▶ GIVEN DATA:
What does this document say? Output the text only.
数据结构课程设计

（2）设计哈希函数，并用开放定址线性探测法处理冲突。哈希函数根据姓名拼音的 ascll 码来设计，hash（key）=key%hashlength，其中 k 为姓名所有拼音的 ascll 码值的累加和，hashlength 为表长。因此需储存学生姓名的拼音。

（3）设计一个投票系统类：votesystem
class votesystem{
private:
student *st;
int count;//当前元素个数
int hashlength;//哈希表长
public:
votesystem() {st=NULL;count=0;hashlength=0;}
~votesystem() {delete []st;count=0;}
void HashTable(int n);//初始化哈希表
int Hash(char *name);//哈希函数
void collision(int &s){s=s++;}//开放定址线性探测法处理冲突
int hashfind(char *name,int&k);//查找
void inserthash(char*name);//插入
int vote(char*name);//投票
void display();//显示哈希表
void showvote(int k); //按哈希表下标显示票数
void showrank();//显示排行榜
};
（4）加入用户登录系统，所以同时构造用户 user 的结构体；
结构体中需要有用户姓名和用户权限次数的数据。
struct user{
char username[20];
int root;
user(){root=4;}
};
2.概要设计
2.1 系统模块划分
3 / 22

* * *

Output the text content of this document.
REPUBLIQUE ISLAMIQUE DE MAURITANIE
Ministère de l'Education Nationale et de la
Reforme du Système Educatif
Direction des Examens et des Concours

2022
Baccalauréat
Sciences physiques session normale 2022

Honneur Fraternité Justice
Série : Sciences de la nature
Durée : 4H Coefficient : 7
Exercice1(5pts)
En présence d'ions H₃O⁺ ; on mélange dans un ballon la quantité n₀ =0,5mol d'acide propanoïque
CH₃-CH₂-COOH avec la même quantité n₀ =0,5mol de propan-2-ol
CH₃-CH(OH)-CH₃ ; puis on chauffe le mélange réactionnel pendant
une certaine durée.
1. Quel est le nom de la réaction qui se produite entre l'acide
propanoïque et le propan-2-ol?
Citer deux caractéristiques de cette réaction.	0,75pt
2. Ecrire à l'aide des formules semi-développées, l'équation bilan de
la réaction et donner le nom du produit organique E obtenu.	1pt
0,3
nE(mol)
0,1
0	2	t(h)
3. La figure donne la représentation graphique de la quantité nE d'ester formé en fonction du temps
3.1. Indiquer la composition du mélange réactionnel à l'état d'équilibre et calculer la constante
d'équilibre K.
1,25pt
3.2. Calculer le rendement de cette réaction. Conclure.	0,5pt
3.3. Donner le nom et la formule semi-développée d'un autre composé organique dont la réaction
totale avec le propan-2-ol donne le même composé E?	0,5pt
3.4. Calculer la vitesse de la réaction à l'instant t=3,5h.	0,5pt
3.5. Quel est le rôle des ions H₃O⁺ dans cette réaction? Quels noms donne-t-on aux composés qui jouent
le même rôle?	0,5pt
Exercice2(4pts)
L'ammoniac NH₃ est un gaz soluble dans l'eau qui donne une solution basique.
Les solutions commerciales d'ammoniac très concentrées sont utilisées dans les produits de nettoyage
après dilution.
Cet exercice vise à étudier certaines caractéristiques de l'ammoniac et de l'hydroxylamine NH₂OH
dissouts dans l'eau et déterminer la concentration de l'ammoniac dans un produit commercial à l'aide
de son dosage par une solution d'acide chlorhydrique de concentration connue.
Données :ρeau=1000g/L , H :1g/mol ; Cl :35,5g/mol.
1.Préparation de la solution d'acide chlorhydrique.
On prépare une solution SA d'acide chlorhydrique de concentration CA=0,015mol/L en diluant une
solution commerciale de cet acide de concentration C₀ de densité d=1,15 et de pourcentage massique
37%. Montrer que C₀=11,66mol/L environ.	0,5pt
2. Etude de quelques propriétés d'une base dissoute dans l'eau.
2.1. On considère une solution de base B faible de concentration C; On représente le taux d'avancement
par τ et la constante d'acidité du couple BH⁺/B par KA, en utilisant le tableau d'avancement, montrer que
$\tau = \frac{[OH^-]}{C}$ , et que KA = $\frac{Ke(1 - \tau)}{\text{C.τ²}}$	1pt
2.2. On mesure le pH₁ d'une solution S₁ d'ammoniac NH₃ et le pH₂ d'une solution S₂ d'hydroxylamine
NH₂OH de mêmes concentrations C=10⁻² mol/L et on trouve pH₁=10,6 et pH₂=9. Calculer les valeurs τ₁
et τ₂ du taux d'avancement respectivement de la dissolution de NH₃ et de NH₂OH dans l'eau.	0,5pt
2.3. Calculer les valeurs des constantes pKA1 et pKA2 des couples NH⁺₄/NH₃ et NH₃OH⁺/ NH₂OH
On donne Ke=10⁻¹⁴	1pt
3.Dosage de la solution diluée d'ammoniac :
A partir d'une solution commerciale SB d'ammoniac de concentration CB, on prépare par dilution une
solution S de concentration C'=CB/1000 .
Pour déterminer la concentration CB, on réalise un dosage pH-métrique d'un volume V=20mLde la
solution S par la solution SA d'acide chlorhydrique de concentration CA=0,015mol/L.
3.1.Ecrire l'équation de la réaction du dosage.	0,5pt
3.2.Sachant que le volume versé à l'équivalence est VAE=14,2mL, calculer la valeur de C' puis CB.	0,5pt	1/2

▶ TASK REQUIREMENTS:
Search the data for the string "void". List each line that has it.

▶ EXERCISE RESPONSE:
void HashTable(int n);//初始化哈希表
void collision(int &s){s=s++;}//开放定址线性探测法处理冲突
void inserthash(char*name);//插入
void display();//显示哈希表
void showvote(int k); //按哈希表下标显示票数
void showrank();//显示排行榜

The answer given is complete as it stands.